• MATERIAL FOR THIS EXERCISE:

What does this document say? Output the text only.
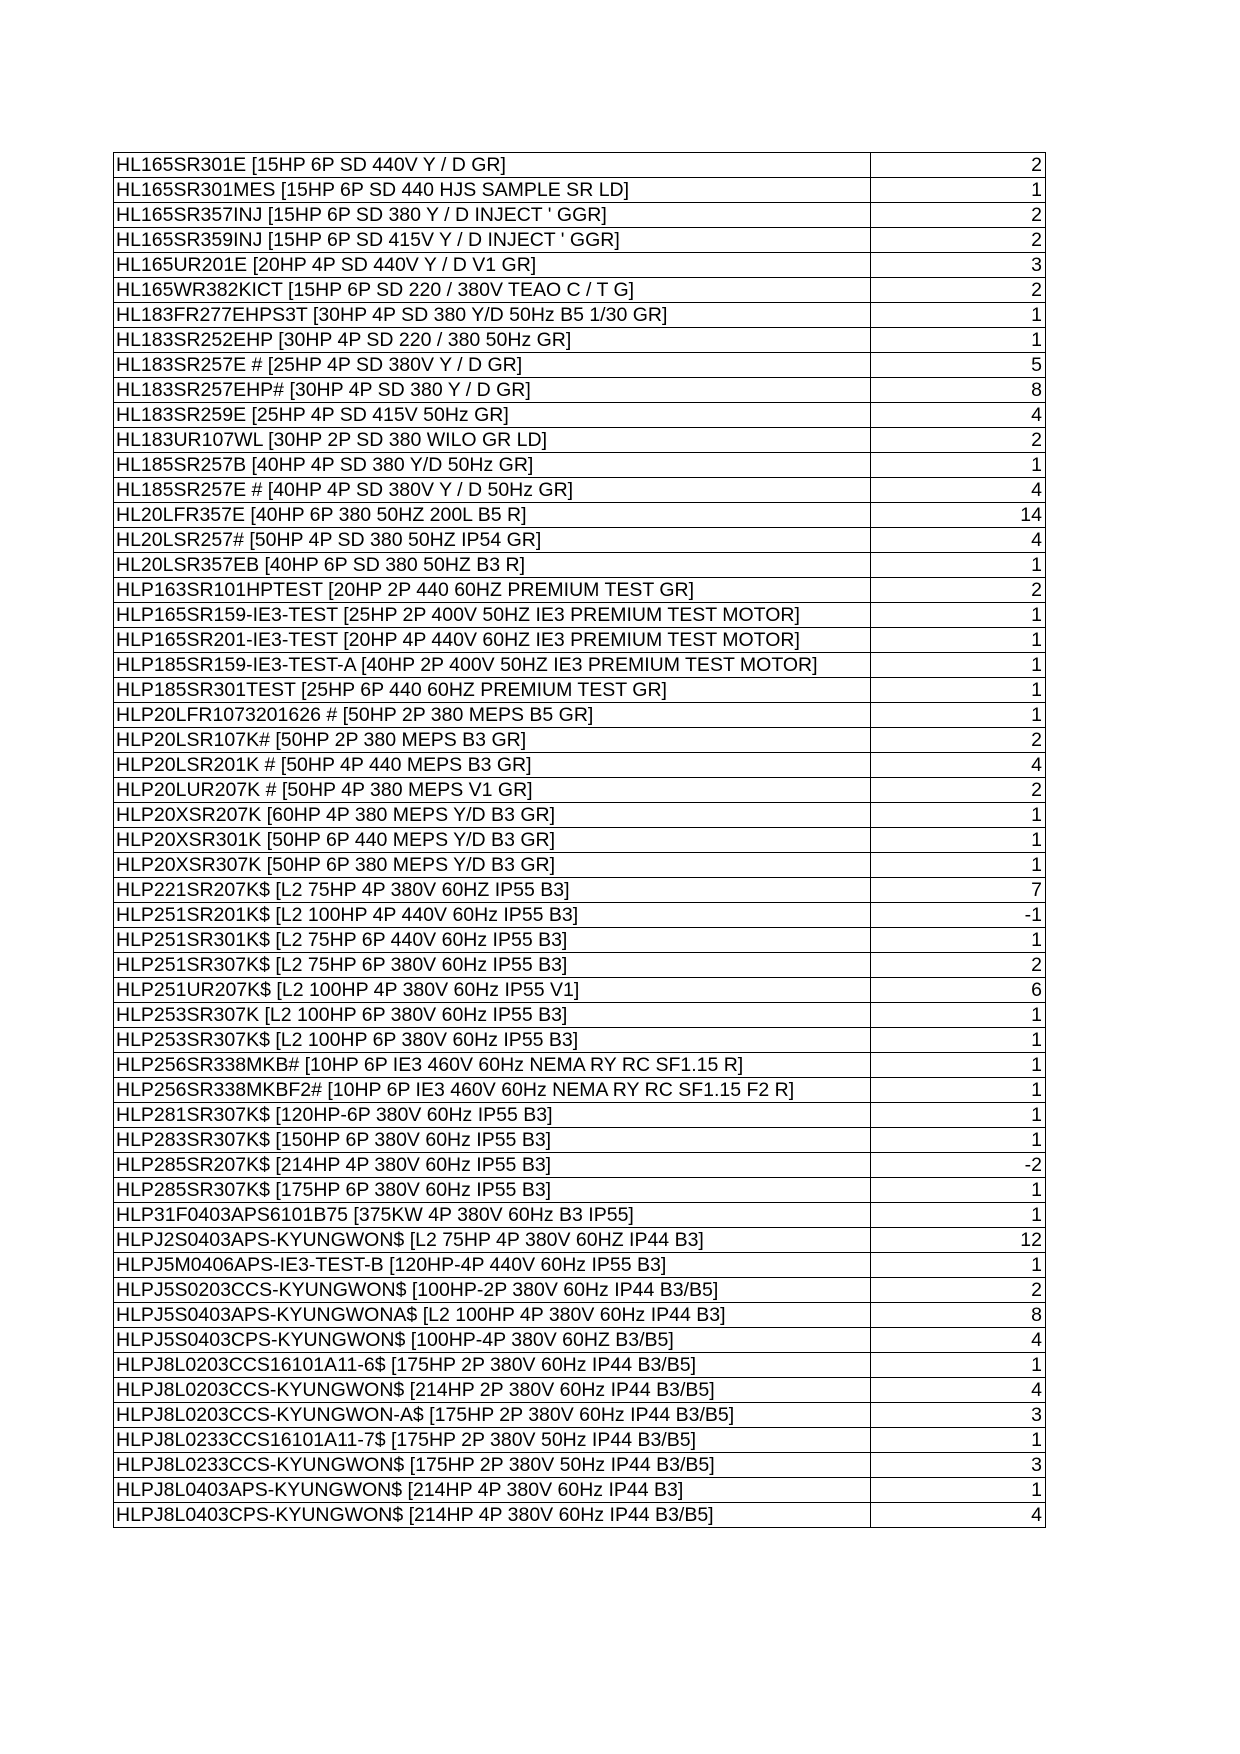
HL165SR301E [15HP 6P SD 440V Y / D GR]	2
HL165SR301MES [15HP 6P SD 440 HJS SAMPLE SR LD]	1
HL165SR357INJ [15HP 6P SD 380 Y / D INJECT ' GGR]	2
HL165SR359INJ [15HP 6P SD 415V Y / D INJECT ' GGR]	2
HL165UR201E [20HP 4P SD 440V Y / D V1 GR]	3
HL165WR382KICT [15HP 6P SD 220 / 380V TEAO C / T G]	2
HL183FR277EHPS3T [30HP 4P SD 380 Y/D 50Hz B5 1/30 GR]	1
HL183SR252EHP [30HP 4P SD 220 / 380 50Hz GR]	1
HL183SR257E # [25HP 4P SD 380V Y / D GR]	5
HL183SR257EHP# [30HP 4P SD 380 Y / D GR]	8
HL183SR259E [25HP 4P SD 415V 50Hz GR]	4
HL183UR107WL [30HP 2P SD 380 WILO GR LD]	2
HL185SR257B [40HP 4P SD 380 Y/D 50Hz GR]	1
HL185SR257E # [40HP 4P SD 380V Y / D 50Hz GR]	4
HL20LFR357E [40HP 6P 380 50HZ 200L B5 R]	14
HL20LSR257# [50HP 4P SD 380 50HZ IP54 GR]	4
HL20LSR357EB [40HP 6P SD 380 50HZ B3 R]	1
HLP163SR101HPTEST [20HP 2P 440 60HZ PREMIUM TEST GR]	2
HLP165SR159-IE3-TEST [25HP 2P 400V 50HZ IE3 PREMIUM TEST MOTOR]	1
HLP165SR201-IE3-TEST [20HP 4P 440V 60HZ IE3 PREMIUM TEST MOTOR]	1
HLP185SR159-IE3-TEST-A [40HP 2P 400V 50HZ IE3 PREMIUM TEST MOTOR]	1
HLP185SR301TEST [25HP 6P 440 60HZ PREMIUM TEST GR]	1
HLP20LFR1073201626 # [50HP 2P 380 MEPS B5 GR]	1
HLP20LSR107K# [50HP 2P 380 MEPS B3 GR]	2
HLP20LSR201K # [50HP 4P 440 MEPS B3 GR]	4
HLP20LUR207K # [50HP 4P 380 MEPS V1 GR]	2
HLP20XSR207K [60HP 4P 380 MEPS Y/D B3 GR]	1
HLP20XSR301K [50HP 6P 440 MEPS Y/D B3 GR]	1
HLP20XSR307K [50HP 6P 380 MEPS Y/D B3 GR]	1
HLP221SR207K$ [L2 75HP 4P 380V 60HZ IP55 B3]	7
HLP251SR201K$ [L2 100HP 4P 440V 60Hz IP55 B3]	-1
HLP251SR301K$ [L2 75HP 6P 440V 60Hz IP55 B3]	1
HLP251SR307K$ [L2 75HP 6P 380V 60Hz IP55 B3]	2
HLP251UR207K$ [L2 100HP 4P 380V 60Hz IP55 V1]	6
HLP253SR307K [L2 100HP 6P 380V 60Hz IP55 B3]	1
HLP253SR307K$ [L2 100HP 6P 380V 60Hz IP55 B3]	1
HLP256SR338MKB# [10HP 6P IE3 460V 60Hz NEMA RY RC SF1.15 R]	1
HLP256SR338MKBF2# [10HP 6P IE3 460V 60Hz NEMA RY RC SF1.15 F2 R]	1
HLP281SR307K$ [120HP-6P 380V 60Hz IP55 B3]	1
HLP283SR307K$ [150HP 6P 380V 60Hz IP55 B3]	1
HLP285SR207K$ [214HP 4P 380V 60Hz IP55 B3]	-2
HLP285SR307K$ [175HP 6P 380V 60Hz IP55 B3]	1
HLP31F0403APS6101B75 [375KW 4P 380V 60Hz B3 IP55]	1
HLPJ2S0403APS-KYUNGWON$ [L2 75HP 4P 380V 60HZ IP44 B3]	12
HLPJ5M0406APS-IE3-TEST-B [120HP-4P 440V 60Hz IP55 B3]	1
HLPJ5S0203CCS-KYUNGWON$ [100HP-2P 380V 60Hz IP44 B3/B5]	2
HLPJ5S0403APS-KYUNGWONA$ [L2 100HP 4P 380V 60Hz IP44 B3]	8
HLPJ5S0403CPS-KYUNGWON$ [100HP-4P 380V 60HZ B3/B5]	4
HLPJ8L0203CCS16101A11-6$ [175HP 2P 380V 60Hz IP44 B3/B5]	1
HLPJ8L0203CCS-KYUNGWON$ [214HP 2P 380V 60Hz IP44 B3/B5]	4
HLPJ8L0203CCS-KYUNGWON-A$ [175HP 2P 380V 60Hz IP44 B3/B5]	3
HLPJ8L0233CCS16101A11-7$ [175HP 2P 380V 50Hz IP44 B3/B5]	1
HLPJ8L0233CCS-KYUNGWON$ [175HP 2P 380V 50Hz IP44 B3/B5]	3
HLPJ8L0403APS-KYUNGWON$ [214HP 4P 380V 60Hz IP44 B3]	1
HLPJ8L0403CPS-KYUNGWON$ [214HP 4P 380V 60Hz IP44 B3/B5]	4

==

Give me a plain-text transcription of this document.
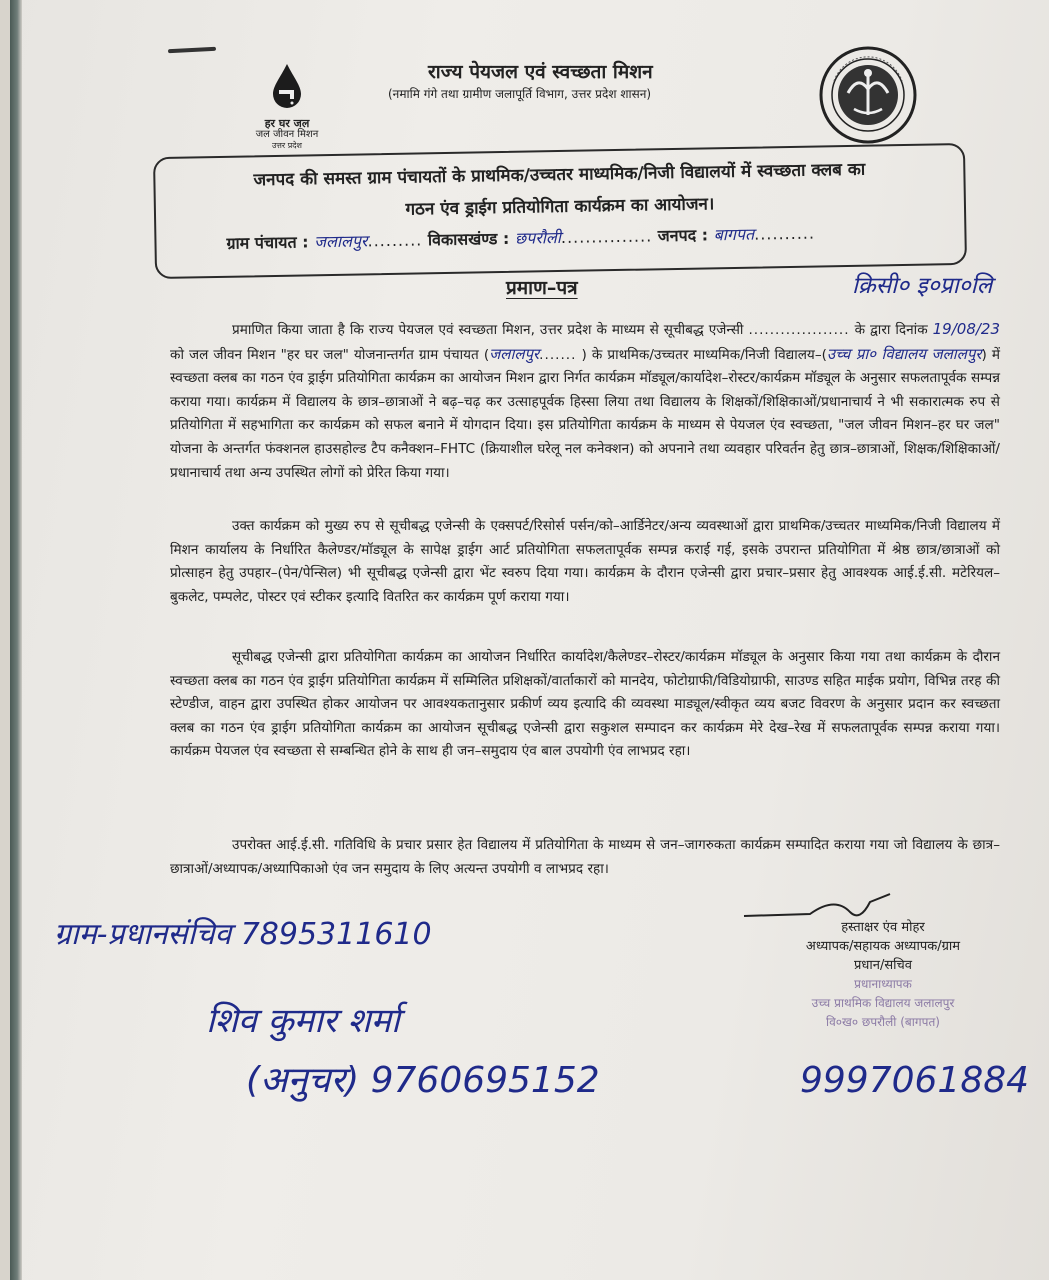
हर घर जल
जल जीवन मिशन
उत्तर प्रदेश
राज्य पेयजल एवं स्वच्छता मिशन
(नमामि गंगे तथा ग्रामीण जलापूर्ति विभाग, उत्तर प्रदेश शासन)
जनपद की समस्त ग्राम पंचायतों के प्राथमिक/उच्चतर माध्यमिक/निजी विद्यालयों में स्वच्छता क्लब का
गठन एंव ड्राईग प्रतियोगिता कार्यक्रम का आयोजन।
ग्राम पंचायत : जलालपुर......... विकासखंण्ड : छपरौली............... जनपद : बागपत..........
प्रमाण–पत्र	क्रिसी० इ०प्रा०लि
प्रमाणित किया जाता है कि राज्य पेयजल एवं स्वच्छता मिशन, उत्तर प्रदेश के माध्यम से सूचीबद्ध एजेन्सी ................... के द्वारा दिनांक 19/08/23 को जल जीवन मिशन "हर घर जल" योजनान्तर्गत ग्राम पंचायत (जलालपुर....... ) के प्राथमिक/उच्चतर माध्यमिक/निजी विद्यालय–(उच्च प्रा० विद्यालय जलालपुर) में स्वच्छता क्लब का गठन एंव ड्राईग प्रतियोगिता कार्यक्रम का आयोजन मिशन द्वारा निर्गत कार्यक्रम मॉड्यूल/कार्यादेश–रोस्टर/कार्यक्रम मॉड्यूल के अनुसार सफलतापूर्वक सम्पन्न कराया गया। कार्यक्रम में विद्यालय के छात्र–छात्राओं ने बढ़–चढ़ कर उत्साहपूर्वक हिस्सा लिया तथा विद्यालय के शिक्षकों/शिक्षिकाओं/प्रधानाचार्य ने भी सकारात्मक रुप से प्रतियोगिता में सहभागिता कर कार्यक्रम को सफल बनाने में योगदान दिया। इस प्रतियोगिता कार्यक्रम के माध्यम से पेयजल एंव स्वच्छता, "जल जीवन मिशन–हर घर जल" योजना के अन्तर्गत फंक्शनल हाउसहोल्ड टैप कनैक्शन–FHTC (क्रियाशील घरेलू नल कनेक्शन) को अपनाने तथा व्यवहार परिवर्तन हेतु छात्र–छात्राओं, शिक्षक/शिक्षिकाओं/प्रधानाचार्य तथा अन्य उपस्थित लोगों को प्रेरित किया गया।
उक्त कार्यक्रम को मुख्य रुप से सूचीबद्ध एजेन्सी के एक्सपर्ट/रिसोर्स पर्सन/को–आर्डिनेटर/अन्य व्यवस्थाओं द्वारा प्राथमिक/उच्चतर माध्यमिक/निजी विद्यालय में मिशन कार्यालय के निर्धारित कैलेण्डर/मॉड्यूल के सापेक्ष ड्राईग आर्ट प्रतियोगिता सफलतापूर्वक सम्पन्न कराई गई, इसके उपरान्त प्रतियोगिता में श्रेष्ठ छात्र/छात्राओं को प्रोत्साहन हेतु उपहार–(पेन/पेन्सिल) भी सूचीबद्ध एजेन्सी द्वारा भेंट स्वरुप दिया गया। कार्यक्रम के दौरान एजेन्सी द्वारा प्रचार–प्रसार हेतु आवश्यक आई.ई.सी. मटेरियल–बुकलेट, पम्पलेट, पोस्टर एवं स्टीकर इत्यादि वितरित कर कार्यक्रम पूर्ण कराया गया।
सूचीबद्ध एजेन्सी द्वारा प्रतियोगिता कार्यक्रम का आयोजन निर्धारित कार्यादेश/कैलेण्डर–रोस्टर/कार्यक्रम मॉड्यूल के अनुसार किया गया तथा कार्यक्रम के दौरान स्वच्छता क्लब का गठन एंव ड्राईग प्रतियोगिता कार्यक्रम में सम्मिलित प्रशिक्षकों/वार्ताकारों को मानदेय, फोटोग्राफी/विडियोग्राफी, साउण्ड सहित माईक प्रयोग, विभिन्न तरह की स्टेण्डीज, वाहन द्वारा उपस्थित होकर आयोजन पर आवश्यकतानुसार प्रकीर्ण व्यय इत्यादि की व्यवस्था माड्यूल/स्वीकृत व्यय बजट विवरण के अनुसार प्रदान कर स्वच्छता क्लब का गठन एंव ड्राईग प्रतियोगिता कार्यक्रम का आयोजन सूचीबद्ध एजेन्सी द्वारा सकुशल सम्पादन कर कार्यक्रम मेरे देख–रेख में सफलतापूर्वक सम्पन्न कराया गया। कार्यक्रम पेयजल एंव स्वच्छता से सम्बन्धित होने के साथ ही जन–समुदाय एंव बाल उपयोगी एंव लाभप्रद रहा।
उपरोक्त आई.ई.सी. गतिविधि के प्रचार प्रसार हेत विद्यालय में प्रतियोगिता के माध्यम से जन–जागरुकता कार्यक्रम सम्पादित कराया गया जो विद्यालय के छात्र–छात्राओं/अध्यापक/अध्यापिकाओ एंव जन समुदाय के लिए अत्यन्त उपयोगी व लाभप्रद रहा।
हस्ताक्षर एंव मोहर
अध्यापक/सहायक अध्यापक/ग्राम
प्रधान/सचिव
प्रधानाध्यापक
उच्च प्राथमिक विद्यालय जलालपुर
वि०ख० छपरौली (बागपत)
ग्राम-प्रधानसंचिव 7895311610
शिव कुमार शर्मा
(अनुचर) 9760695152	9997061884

---

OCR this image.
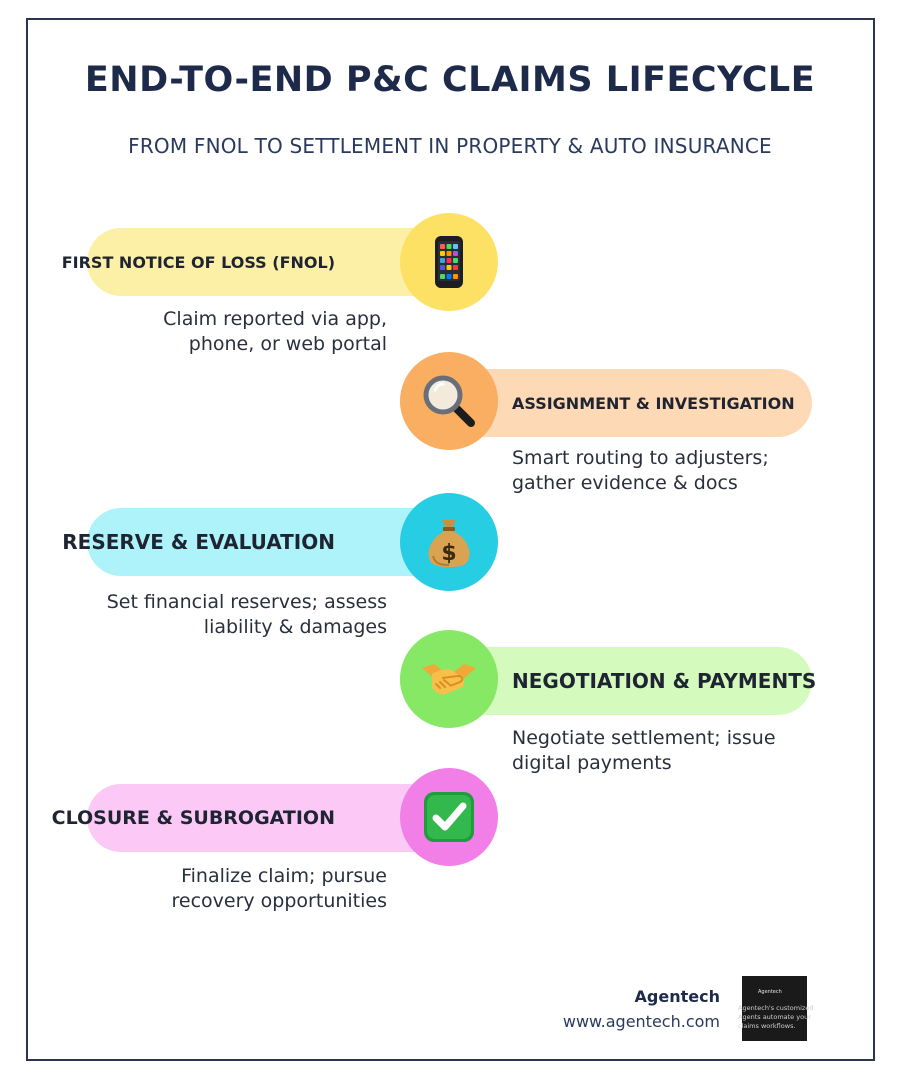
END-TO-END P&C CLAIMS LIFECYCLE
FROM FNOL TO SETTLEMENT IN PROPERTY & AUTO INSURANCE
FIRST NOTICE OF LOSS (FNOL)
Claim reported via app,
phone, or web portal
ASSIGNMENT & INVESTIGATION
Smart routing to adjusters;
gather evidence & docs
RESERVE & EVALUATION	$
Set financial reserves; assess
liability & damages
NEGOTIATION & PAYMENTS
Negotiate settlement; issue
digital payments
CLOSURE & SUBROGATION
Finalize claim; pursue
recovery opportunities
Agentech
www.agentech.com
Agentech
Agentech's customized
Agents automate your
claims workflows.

• WRITTEN PROBLEM: Identify the lines above with the word "PREMIUM". Copy them.

• REPLY TO THE TASK:
HLP163SR101HPTEST [20HP 2P 440 60HZ PREMIUM TEST GR]	2
HLP165SR159-IE3-TEST [25HP 2P 400V 50HZ IE3 PREMIUM TEST MOTOR]	1
HLP165SR201-IE3-TEST [20HP 4P 440V 60HZ IE3 PREMIUM TEST MOTOR]	1
HLP185SR159-IE3-TEST-A [40HP 2P 400V 50HZ IE3 PREMIUM TEST MOTOR]	1
HLP185SR301TEST [25HP 6P 440 60HZ PREMIUM TEST GR]	1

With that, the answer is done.